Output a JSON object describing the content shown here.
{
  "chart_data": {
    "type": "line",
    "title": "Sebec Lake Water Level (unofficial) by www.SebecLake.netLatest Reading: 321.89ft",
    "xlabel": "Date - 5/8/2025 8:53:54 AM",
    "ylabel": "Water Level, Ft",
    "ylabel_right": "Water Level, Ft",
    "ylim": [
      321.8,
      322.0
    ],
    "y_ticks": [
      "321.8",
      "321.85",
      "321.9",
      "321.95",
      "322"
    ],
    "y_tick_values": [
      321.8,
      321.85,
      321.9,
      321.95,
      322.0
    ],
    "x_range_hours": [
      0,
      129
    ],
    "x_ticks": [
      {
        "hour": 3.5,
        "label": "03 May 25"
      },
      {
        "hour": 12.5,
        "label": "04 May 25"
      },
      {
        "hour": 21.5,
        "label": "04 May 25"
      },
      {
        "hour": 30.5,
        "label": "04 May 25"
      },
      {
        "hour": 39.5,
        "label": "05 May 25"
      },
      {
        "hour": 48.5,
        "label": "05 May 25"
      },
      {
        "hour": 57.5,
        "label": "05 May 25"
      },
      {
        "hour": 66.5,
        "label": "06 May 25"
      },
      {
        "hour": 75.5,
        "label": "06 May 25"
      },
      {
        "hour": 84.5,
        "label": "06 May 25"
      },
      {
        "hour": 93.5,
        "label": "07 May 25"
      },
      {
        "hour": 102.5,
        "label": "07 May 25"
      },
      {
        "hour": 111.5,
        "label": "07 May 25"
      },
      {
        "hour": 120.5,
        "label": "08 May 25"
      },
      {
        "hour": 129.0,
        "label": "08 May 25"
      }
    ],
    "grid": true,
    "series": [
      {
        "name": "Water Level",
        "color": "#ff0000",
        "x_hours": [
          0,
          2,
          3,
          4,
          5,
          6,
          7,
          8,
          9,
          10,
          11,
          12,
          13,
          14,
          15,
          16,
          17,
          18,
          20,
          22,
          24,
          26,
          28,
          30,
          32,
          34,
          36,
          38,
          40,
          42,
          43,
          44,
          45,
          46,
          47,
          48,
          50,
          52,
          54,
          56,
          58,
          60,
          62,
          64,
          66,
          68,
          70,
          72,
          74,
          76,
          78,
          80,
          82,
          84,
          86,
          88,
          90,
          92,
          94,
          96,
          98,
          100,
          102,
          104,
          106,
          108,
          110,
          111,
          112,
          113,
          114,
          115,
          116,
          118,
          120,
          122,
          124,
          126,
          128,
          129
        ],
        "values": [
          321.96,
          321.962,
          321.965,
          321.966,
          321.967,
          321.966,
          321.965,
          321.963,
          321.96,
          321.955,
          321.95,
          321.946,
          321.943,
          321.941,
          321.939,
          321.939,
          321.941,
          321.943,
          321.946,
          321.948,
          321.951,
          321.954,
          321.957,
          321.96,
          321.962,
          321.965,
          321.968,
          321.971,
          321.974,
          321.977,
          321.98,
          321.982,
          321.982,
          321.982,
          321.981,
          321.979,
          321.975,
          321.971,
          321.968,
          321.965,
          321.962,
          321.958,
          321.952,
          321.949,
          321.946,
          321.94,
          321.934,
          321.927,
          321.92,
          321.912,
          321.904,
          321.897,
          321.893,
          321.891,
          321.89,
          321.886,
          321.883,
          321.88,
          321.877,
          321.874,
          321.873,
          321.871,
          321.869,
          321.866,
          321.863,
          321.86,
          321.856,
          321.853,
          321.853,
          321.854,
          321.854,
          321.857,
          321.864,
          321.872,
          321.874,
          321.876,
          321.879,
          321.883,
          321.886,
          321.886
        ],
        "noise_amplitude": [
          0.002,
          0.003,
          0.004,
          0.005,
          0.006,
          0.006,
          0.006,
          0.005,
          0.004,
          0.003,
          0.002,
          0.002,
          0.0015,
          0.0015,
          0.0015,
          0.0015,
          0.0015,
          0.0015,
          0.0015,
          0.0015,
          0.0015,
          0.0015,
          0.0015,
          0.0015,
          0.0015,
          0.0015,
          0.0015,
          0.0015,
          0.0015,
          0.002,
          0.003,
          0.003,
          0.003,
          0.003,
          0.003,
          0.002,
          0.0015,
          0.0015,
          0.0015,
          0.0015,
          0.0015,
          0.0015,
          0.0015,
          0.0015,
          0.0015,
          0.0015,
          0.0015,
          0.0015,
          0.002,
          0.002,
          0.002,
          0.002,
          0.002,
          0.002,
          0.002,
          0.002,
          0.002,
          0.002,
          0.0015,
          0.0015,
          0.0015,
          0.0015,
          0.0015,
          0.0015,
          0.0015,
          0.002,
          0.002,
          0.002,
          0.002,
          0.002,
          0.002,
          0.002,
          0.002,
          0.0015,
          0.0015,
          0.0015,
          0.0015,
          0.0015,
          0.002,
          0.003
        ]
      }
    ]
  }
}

********************

Task statement:
The full set of records should be duplicated exactly.

Finished answer:
Output a JSON object describing the content shown here.
{
  "chart_data": {
    "type": "line",
    "title": "Sebec Lake Water Level (unofficial) by www.SebecLake.netLatest Reading: 321.89ft",
    "xlabel": "Date - 5/8/2025 8:53:54 AM",
    "ylabel": "Water Level, Ft",
    "ylabel_right": "Water Level, Ft",
    "ylim": [
      321.8,
      322.0
    ],
    "y_ticks": [
      "321.8",
      "321.85",
      "321.9",
      "321.95",
      "322"
    ],
    "y_tick_values": [
      321.8,
      321.85,
      321.9,
      321.95,
      322.0
    ],
    "x_range_hours": [
      0,
      129
    ],
    "x_ticks": [
      {
        "hour": 3.5,
        "label": "03 May 25"
      },
      {
        "hour": 12.5,
        "label": "04 May 25"
      },
      {
        "hour": 21.5,
        "label": "04 May 25"
      },
      {
        "hour": 30.5,
        "label": "04 May 25"
      },
      {
        "hour": 39.5,
        "label": "05 May 25"
      },
      {
        "hour": 48.5,
        "label": "05 May 25"
      },
      {
        "hour": 57.5,
        "label": "05 May 25"
      },
      {
        "hour": 66.5,
        "label": "06 May 25"
      },
      {
        "hour": 75.5,
        "label": "06 May 25"
      },
      {
        "hour": 84.5,
        "label": "06 May 25"
      },
      {
        "hour": 93.5,
        "label": "07 May 25"
      },
      {
        "hour": 102.5,
        "label": "07 May 25"
      },
      {
        "hour": 111.5,
        "label": "07 May 25"
      },
      {
        "hour": 120.5,
        "label": "08 May 25"
      },
      {
        "hour": 129.0,
        "label": "08 May 25"
      }
    ],
    "grid": true,
    "series": [
      {
        "name": "Water Level",
        "color": "#ff0000",
        "x_hours": [
          0,
          2,
          3,
          4,
          5,
          6,
          7,
          8,
          9,
          10,
          11,
          12,
          13,
          14,
          15,
          16,
          17,
          18,
          20,
          22,
          24,
          26,
          28,
          30,
          32,
          34,
          36,
          38,
          40,
          42,
          43,
          44,
          45,
          46,
          47,
          48,
          50,
          52,
          54,
          56,
          58,
          60,
          62,
          64,
          66,
          68,
          70,
          72,
          74,
          76,
          78,
          80,
          82,
          84,
          86,
          88,
          90,
          92,
          94,
          96,
          98,
          100,
          102,
          104,
          106,
          108,
          110,
          111,
          112,
          113,
          114,
          115,
          116,
          118,
          120,
          122,
          124,
          126,
          128,
          129
        ],
        "values": [
          321.96,
          321.962,
          321.965,
          321.966,
          321.967,
          321.966,
          321.965,
          321.963,
          321.96,
          321.955,
          321.95,
          321.946,
          321.943,
          321.941,
          321.939,
          321.939,
          321.941,
          321.943,
          321.946,
          321.948,
          321.951,
          321.954,
          321.957,
          321.96,
          321.962,
          321.965,
          321.968,
          321.971,
          321.974,
          321.977,
          321.98,
          321.982,
          321.982,
          321.982,
          321.981,
          321.979,
          321.975,
          321.971,
          321.968,
          321.965,
          321.962,
          321.958,
          321.952,
          321.949,
          321.946,
          321.94,
          321.934,
          321.927,
          321.92,
          321.912,
          321.904,
          321.897,
          321.893,
          321.891,
          321.89,
          321.886,
          321.883,
          321.88,
          321.877,
          321.874,
          321.873,
          321.871,
          321.869,
          321.866,
          321.863,
          321.86,
          321.856,
          321.853,
          321.853,
          321.854,
          321.854,
          321.857,
          321.864,
          321.872,
          321.874,
          321.876,
          321.879,
          321.883,
          321.886,
          321.886
        ],
        "noise_amplitude": [
          0.002,
          0.003,
          0.004,
          0.005,
          0.006,
          0.006,
          0.006,
          0.005,
          0.004,
          0.003,
          0.002,
          0.002,
          0.0015,
          0.0015,
          0.0015,
          0.0015,
          0.0015,
          0.0015,
          0.0015,
          0.0015,
          0.0015,
          0.0015,
          0.0015,
          0.0015,
          0.0015,
          0.0015,
          0.0015,
          0.0015,
          0.0015,
          0.002,
          0.003,
          0.003,
          0.003,
          0.003,
          0.003,
          0.002,
          0.0015,
          0.0015,
          0.0015,
          0.0015,
          0.0015,
          0.0015,
          0.0015,
          0.0015,
          0.0015,
          0.0015,
          0.0015,
          0.0015,
          0.002,
          0.002,
          0.002,
          0.002,
          0.002,
          0.002,
          0.002,
          0.002,
          0.002,
          0.002,
          0.0015,
          0.0015,
          0.0015,
          0.0015,
          0.0015,
          0.0015,
          0.0015,
          0.002,
          0.002,
          0.002,
          0.002,
          0.002,
          0.002,
          0.002,
          0.002,
          0.0015,
          0.0015,
          0.0015,
          0.0015,
          0.0015,
          0.002,
          0.003
        ]
      }
    ]
  }
}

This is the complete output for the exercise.